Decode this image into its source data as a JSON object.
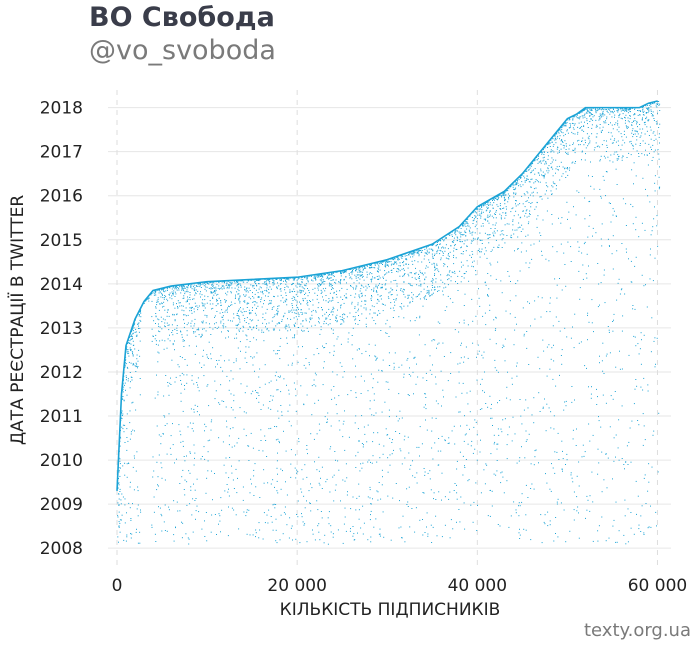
{
  "header": {
    "title": "ВО Свобода",
    "subtitle": "@vo_svoboda"
  },
  "footer": {
    "credit": "texty.org.ua"
  },
  "chart_data": {
    "type": "scatter",
    "title": "ВО Свобода",
    "subtitle": "@vo_svoboda",
    "xlabel": "КІЛЬКІСТЬ ПІДПИСНИКІВ",
    "ylabel": "ДАТА РЕЄСТРАЦІЇ В TWITTER",
    "xlim": [
      -1000,
      61500
    ],
    "ylim": [
      2007.55,
      2018.4
    ],
    "x_ticks": [
      {
        "value": 0,
        "label": "0"
      },
      {
        "value": 20000,
        "label": "20 000"
      },
      {
        "value": 40000,
        "label": "40 000"
      },
      {
        "value": 60000,
        "label": "60 000"
      }
    ],
    "y_ticks": [
      {
        "value": 2008,
        "label": "2008"
      },
      {
        "value": 2009,
        "label": "2009"
      },
      {
        "value": 2010,
        "label": "2010"
      },
      {
        "value": 2011,
        "label": "2011"
      },
      {
        "value": 2012,
        "label": "2012"
      },
      {
        "value": 2013,
        "label": "2013"
      },
      {
        "value": 2014,
        "label": "2014"
      },
      {
        "value": 2015,
        "label": "2015"
      },
      {
        "value": 2016,
        "label": "2016"
      },
      {
        "value": 2017,
        "label": "2017"
      },
      {
        "value": 2018,
        "label": "2018"
      }
    ],
    "grid": true,
    "point_color": "#1ba3d6",
    "frontier": {
      "x": [
        0,
        500,
        1000,
        2000,
        3000,
        4000,
        6000,
        10000,
        15000,
        20000,
        25000,
        30000,
        35000,
        38000,
        40000,
        43000,
        45000,
        47000,
        49000,
        50000,
        51000,
        52000,
        54000,
        58000,
        59000,
        60000
      ],
      "y": [
        2009.3,
        2011.5,
        2012.6,
        2013.2,
        2013.6,
        2013.85,
        2013.95,
        2014.05,
        2014.1,
        2014.15,
        2014.3,
        2014.55,
        2014.9,
        2015.3,
        2015.75,
        2016.1,
        2016.5,
        2017.0,
        2017.5,
        2017.75,
        2017.85,
        2018.0,
        2018.0,
        2018.0,
        2018.1,
        2018.15
      ]
    }
  }
}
* * * * *
Write out all the entries exactly, except for the pictures.

• Task output:
Decode this image into its source data as a JSON object.
{
  "header": {
    "title": "ВО Свобода",
    "subtitle": "@vo_svoboda"
  },
  "footer": {
    "credit": "texty.org.ua"
  },
  "chart_data": {
    "type": "scatter",
    "title": "ВО Свобода",
    "subtitle": "@vo_svoboda",
    "xlabel": "КІЛЬКІСТЬ ПІДПИСНИКІВ",
    "ylabel": "ДАТА РЕЄСТРАЦІЇ В TWITTER",
    "xlim": [
      -1000,
      61500
    ],
    "ylim": [
      2007.55,
      2018.4
    ],
    "x_ticks": [
      {
        "value": 0,
        "label": "0"
      },
      {
        "value": 20000,
        "label": "20 000"
      },
      {
        "value": 40000,
        "label": "40 000"
      },
      {
        "value": 60000,
        "label": "60 000"
      }
    ],
    "y_ticks": [
      {
        "value": 2008,
        "label": "2008"
      },
      {
        "value": 2009,
        "label": "2009"
      },
      {
        "value": 2010,
        "label": "2010"
      },
      {
        "value": 2011,
        "label": "2011"
      },
      {
        "value": 2012,
        "label": "2012"
      },
      {
        "value": 2013,
        "label": "2013"
      },
      {
        "value": 2014,
        "label": "2014"
      },
      {
        "value": 2015,
        "label": "2015"
      },
      {
        "value": 2016,
        "label": "2016"
      },
      {
        "value": 2017,
        "label": "2017"
      },
      {
        "value": 2018,
        "label": "2018"
      }
    ],
    "grid": true,
    "point_color": "#1ba3d6",
    "frontier": {
      "x": [
        0,
        500,
        1000,
        2000,
        3000,
        4000,
        6000,
        10000,
        15000,
        20000,
        25000,
        30000,
        35000,
        38000,
        40000,
        43000,
        45000,
        47000,
        49000,
        50000,
        51000,
        52000,
        54000,
        58000,
        59000,
        60000
      ],
      "y": [
        2009.3,
        2011.5,
        2012.6,
        2013.2,
        2013.6,
        2013.85,
        2013.95,
        2014.05,
        2014.1,
        2014.15,
        2014.3,
        2014.55,
        2014.9,
        2015.3,
        2015.75,
        2016.1,
        2016.5,
        2017.0,
        2017.5,
        2017.75,
        2017.85,
        2018.0,
        2018.0,
        2018.0,
        2018.1,
        2018.15
      ]
    }
  }
}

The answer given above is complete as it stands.